[WHAT IS EXPECTED]: Count lines with "GRATUITA" in them. Report only the total.

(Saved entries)
-*-
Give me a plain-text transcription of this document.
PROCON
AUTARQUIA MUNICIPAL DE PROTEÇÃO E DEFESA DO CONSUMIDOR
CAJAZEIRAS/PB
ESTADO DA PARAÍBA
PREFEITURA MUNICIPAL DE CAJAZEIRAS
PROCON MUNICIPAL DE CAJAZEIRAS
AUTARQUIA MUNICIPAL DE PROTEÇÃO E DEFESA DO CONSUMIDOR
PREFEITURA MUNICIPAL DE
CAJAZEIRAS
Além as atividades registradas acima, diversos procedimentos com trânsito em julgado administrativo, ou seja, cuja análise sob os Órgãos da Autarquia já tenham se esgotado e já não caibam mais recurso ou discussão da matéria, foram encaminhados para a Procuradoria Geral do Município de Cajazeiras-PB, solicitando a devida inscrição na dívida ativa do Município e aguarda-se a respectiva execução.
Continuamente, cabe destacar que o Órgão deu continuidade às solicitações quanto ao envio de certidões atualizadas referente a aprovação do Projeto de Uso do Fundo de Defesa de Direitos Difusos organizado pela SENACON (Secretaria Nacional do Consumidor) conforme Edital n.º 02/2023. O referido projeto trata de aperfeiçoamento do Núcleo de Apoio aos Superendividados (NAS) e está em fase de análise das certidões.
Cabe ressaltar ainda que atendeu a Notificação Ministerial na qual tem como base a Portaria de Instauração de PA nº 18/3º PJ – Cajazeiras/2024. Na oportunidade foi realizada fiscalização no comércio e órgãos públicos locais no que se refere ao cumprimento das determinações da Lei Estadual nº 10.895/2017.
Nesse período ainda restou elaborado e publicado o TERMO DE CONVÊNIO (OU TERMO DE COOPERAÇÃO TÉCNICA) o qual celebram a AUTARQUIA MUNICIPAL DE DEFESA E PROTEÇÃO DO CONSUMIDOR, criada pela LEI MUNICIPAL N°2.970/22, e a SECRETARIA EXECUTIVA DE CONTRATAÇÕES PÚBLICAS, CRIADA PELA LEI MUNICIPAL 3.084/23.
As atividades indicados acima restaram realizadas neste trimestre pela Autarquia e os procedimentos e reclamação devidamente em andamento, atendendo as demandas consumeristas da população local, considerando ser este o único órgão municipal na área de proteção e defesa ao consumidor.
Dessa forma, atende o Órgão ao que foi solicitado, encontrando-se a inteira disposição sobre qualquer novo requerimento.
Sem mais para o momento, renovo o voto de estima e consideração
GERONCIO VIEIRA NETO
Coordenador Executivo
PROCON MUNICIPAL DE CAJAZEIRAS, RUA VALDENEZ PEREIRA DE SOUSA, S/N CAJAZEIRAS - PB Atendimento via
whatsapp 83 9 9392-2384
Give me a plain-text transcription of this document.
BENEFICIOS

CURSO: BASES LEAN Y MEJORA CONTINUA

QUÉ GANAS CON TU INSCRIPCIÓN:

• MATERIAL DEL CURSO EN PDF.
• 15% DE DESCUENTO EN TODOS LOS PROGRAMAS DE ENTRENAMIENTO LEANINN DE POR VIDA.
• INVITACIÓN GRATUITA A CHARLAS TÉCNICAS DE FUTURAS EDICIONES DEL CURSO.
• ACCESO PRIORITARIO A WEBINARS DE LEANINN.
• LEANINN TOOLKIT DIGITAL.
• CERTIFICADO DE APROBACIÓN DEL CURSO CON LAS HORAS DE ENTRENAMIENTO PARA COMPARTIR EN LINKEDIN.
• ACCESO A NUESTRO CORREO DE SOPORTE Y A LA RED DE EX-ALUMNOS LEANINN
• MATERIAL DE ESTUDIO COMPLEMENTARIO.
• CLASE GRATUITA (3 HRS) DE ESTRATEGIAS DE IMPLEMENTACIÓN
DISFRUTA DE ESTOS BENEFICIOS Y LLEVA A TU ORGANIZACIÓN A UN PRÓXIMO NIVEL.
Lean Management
-*-
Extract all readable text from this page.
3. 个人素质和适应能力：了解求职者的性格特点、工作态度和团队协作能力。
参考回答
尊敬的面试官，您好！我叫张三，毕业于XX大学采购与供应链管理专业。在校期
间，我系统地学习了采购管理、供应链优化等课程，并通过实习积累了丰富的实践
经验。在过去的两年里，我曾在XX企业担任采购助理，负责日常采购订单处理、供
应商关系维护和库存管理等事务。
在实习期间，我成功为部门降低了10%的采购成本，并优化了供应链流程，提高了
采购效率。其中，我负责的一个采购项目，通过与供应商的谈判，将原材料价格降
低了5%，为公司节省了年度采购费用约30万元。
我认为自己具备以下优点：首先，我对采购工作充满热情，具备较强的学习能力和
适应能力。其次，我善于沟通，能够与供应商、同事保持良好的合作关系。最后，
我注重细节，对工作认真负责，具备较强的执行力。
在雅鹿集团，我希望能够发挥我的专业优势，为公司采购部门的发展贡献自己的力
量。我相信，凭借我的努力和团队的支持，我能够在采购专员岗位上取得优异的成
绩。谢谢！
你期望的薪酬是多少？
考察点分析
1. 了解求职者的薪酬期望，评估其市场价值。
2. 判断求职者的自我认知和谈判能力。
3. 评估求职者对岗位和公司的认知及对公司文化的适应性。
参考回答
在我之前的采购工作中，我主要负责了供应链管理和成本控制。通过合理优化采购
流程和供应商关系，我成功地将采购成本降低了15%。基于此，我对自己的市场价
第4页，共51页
-*-
[RESULT OF THE TASK]: 2